— PROMPT —
Determine the number of lines in these entries that hold the word "Anastasia". Give the number and nothing more.

[Records from a collection]
^^^^^^^^

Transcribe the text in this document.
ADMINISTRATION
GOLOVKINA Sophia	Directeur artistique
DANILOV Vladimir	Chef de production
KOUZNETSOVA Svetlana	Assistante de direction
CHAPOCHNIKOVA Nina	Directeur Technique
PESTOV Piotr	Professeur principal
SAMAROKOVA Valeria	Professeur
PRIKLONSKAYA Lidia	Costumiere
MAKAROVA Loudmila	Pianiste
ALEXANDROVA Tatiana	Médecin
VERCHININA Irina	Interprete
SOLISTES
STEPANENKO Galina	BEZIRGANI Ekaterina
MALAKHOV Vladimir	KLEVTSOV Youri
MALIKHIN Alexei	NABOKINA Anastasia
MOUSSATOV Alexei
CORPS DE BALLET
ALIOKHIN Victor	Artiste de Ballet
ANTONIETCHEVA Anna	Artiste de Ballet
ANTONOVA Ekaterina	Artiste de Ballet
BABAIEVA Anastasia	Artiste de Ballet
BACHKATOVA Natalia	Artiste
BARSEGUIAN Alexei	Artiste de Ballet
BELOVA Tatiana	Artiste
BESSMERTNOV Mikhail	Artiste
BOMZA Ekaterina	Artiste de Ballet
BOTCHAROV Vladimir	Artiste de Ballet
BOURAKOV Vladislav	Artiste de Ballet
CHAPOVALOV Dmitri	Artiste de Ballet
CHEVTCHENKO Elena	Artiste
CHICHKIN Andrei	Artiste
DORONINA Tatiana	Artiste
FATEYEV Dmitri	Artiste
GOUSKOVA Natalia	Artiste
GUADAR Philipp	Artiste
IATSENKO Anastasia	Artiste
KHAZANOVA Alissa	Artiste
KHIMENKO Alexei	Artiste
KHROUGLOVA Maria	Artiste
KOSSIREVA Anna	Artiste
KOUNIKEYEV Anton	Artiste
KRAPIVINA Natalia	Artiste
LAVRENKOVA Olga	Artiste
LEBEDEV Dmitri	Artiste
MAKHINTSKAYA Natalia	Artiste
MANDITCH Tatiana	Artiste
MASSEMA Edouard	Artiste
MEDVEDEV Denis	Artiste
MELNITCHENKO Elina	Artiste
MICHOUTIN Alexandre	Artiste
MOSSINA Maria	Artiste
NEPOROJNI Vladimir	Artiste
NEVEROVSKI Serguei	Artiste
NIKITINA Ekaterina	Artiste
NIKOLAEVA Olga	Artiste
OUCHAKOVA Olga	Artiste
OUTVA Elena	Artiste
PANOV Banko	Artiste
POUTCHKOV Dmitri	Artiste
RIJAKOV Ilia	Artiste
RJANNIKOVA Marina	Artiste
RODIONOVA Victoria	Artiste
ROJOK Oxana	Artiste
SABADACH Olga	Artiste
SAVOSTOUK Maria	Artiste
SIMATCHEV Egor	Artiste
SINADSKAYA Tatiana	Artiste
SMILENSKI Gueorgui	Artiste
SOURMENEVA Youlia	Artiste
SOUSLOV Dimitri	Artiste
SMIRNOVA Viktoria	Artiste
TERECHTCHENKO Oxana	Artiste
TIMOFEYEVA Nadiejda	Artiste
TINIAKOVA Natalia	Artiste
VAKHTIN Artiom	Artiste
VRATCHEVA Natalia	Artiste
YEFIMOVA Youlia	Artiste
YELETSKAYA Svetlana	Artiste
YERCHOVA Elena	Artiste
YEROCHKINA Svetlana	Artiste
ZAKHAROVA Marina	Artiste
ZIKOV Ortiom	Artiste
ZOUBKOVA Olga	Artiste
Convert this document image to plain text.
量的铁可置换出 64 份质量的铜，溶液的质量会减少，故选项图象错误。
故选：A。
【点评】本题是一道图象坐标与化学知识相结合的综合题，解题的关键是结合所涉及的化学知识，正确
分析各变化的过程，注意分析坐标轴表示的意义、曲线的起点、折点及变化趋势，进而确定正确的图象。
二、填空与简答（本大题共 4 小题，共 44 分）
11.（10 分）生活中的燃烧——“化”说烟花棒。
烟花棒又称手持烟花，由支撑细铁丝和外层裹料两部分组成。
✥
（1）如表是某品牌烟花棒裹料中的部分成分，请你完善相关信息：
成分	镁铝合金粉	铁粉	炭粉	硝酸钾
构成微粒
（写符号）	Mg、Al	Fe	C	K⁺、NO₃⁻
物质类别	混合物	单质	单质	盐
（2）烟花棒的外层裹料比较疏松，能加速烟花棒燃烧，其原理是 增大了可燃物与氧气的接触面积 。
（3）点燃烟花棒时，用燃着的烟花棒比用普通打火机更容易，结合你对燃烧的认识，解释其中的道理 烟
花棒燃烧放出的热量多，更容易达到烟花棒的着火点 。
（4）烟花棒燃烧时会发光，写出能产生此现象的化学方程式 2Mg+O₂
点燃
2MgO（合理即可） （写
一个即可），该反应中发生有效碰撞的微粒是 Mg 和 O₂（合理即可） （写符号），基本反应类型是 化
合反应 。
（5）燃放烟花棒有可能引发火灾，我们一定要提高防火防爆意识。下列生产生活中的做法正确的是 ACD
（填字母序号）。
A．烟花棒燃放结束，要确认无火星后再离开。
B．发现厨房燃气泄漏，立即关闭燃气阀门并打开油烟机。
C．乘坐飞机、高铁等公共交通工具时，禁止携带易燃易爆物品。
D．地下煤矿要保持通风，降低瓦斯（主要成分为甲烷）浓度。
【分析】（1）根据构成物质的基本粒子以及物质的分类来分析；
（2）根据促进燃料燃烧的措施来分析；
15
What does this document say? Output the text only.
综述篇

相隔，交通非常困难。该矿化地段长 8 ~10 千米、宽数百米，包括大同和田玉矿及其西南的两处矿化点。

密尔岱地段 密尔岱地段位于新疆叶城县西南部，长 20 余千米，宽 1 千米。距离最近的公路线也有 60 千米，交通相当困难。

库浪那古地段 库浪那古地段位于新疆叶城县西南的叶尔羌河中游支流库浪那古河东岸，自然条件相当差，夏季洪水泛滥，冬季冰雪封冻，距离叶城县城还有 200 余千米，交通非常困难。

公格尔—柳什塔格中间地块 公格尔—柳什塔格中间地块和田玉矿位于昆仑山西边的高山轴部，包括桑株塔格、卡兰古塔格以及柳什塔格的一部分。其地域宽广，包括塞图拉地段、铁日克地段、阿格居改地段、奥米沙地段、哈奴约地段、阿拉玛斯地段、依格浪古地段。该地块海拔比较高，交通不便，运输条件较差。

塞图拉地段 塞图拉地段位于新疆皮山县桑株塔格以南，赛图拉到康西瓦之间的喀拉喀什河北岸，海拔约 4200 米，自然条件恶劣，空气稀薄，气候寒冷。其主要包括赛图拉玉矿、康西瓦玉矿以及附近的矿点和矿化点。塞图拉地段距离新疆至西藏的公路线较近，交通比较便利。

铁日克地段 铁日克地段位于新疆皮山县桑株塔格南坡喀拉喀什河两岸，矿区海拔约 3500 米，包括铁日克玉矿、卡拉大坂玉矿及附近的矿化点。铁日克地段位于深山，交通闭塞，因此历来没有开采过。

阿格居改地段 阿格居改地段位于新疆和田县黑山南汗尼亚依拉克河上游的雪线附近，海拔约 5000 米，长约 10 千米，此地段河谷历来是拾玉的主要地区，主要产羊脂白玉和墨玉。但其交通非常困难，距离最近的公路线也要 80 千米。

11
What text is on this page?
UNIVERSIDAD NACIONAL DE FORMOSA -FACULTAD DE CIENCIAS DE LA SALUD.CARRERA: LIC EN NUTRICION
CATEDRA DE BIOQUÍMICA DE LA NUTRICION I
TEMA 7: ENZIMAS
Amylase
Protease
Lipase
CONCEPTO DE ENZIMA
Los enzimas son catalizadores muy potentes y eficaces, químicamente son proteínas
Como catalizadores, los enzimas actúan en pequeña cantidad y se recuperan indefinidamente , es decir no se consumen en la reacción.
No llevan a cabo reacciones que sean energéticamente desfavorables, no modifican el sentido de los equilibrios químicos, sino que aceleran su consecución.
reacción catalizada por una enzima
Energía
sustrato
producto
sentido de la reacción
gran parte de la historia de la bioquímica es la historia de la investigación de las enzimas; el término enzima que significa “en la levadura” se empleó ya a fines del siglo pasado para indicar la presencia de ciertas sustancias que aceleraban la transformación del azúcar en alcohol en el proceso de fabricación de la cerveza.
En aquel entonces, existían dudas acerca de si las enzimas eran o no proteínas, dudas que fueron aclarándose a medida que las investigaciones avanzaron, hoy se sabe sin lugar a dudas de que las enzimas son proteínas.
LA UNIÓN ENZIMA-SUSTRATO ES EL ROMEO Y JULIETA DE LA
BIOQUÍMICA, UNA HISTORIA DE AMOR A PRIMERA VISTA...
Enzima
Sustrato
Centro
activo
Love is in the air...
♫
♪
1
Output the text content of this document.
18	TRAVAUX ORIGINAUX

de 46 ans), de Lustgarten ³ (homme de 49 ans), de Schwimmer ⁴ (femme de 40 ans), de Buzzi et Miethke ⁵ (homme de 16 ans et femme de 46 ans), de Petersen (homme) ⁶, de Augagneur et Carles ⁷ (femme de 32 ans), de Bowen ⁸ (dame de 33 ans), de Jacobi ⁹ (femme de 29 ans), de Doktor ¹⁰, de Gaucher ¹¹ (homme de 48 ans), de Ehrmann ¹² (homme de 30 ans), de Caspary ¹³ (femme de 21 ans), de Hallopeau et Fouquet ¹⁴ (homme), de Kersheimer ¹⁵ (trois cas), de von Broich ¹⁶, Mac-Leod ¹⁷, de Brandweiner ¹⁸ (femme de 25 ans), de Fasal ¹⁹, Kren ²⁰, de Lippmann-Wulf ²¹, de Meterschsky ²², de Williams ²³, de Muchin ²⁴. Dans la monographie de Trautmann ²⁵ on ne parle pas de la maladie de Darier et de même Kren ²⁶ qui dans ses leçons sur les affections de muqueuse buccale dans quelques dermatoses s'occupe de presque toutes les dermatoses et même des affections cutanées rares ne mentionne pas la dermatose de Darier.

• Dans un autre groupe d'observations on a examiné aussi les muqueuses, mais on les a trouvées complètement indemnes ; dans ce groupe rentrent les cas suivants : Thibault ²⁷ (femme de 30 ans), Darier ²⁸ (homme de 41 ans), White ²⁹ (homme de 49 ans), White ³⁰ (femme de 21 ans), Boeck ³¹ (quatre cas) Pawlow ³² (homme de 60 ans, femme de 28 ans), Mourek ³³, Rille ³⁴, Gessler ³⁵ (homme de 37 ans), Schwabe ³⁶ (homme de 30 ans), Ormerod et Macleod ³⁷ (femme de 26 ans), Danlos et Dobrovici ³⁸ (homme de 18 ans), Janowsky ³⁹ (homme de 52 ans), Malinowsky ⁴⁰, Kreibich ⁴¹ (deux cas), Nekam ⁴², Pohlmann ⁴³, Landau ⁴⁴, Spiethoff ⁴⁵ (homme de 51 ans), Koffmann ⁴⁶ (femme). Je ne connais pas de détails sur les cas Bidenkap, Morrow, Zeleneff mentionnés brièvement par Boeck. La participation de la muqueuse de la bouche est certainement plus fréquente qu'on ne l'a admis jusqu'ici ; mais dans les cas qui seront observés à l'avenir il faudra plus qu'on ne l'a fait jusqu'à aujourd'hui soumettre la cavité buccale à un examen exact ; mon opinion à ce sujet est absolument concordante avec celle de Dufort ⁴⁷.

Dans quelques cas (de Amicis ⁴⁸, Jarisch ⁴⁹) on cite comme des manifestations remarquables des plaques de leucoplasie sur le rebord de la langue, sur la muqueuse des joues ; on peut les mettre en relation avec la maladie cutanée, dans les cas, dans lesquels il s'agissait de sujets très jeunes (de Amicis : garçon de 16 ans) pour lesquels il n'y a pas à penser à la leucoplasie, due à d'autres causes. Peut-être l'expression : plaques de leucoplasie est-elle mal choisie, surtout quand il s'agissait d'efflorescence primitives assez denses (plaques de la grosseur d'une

^^^^^^^^

— OUTPUT OF THE TASK —
3